## begin Entries

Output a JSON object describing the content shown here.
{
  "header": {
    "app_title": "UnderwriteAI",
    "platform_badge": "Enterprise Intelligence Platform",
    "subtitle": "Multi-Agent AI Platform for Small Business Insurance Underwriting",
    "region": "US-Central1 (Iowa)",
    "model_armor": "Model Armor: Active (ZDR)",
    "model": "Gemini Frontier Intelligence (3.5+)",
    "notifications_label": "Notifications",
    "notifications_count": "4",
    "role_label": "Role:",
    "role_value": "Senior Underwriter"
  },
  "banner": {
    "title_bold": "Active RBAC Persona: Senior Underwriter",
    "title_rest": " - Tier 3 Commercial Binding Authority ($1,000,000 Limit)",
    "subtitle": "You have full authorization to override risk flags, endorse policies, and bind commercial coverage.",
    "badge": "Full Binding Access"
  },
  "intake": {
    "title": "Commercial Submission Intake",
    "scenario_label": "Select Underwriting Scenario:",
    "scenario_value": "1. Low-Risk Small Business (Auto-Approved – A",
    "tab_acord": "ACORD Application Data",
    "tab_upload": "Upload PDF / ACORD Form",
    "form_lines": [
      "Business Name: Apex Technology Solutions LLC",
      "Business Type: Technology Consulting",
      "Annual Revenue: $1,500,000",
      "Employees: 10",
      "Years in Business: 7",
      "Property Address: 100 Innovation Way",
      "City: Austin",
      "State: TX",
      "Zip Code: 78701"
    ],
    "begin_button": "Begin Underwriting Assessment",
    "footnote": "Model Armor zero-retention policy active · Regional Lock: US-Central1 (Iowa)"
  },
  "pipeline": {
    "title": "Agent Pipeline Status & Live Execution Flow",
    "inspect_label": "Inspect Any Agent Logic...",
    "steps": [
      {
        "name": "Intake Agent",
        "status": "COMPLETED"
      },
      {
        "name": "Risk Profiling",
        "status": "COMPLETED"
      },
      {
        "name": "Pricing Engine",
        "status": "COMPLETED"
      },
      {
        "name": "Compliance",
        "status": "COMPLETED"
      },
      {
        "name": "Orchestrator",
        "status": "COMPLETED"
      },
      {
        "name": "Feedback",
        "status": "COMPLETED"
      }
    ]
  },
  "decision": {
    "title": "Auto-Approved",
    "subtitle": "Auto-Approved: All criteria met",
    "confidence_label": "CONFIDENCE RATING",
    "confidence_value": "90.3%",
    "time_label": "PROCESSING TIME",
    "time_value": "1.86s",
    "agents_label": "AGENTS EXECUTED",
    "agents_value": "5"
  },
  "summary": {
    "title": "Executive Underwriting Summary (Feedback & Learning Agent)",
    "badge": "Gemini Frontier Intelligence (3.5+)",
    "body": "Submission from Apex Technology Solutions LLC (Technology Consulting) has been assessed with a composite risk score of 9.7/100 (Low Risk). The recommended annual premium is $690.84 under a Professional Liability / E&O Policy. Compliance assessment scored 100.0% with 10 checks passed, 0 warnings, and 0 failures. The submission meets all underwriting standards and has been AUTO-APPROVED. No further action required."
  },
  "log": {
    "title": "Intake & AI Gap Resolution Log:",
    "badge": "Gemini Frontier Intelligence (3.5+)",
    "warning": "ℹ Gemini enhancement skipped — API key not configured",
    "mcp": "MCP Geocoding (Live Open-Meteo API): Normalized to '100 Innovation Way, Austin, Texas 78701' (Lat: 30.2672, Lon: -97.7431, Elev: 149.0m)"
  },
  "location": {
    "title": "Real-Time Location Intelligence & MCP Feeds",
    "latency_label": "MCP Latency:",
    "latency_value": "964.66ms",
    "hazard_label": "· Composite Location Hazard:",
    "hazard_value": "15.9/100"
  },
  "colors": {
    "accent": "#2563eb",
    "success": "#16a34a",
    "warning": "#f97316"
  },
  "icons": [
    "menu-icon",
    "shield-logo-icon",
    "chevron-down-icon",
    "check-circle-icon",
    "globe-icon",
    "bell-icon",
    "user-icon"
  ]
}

## end Entries

All lines of the data above that include the word "Business" must be shown.

- [Full output]
    "subtitle": "Multi-Agent AI Platform for Small Business Insurance Underwriting",
    "scenario_value": "1. Low-Risk Small Business (Auto-Approved – A",
      "Business Name: Apex Technology Solutions LLC",
      "Business Type: Technology Consulting",
      "Years in Business: 7",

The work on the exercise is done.